[Collected data]
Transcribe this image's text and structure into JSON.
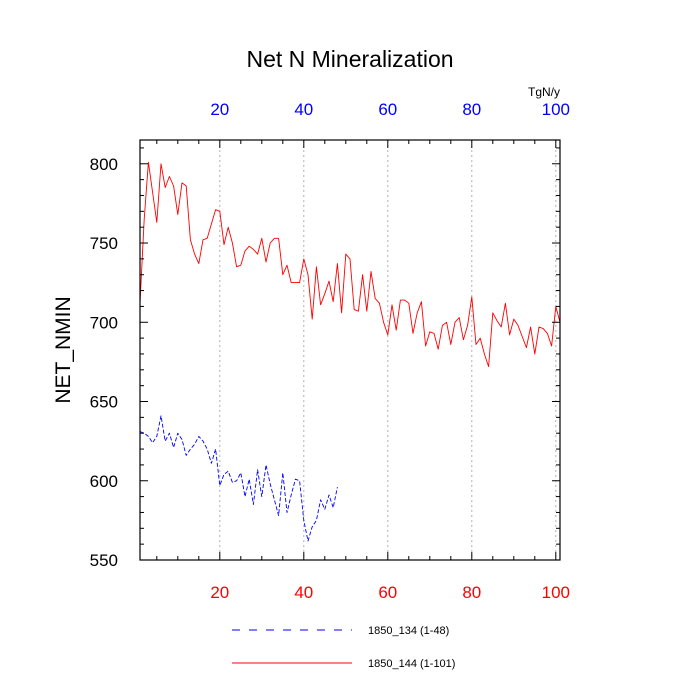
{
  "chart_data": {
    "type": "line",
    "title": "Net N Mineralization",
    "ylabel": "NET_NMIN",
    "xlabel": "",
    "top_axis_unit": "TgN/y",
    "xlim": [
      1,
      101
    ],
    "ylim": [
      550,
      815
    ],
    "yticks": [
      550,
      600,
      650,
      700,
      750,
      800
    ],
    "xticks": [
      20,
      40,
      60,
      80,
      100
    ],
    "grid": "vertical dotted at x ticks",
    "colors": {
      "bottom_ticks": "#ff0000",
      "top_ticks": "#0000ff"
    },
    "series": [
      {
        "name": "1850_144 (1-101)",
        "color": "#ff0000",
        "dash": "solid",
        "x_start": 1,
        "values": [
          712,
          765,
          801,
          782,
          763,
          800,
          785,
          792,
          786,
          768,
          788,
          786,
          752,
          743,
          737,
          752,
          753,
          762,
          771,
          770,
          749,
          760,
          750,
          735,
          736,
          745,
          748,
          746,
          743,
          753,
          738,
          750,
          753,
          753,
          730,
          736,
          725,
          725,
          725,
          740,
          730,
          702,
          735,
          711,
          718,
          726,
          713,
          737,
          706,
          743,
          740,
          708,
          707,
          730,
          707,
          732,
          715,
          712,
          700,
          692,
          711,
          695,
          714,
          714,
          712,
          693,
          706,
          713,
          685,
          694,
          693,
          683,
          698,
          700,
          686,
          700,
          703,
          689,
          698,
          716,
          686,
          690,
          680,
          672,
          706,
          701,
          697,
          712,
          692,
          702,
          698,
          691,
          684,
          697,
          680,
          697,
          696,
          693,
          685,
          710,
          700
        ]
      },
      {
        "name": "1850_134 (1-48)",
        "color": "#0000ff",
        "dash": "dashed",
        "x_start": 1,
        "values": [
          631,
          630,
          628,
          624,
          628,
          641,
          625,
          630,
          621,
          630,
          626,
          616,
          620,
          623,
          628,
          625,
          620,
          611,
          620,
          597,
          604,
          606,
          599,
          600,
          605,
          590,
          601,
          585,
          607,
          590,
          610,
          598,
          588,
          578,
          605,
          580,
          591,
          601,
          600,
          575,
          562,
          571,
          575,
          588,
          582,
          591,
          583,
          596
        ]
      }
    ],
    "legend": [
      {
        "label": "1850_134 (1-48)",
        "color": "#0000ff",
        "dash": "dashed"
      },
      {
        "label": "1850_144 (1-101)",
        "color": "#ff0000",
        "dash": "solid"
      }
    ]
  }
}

---

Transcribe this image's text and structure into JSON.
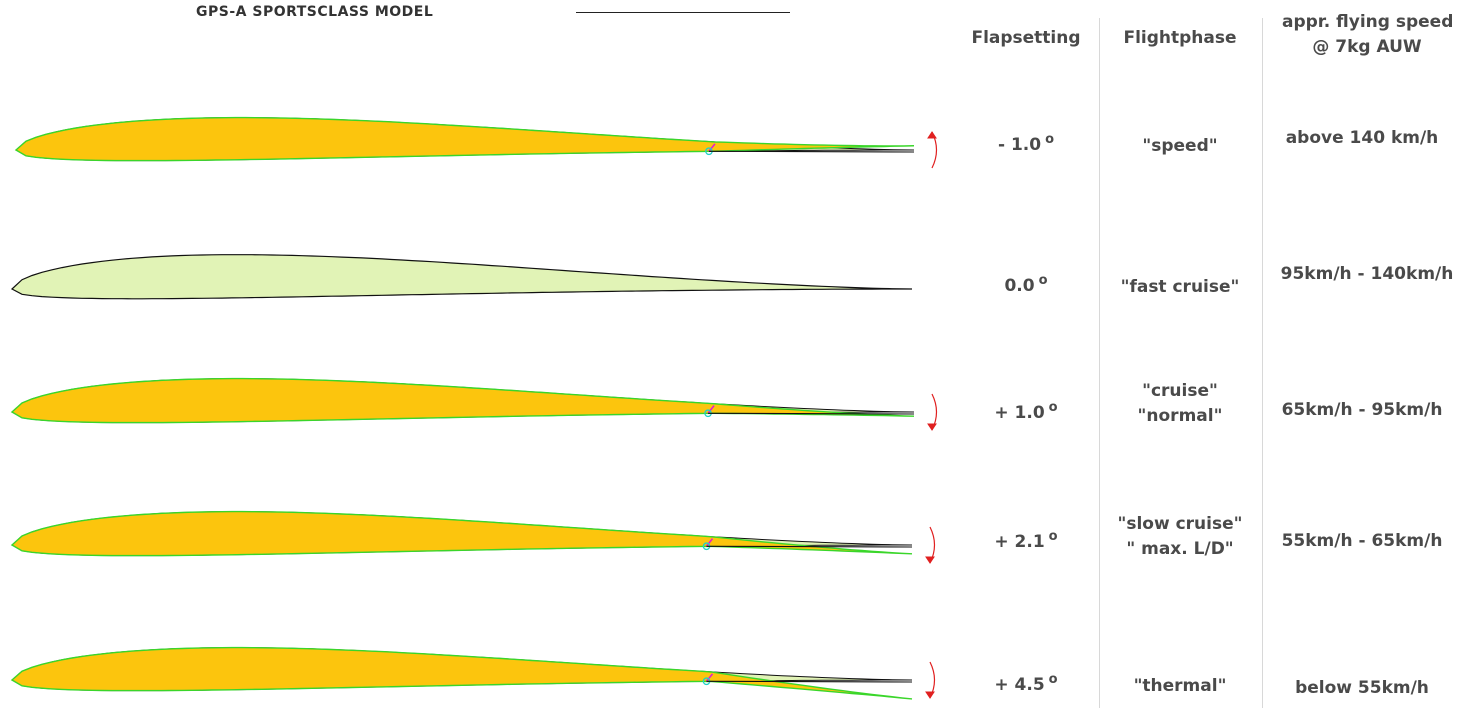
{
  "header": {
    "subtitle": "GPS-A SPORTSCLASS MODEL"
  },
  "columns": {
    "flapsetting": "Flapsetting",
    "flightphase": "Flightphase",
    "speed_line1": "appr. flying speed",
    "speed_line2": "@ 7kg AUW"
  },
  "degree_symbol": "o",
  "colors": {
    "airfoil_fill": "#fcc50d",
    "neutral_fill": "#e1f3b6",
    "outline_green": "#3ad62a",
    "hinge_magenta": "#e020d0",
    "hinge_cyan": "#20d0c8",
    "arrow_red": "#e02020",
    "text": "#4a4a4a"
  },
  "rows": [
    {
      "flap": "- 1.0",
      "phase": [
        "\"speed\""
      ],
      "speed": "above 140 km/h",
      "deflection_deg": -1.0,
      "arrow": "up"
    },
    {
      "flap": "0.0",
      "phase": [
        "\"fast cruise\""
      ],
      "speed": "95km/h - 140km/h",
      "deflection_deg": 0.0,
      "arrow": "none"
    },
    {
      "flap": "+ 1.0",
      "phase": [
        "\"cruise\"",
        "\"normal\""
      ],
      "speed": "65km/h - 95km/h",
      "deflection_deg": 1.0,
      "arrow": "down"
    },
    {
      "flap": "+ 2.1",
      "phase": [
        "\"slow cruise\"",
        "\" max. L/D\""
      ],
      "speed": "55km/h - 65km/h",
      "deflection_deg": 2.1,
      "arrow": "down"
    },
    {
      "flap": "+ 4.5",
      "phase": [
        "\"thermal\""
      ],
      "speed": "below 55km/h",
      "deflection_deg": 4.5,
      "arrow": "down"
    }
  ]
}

STATED EXERCISE: Check each line above for the string "dash" and show the ones that have it.

COMPLETED EXERCISE:
        "dash": "solid",
        "dash": "dashed",
        "dash": "dashed"
        "dash": "solid"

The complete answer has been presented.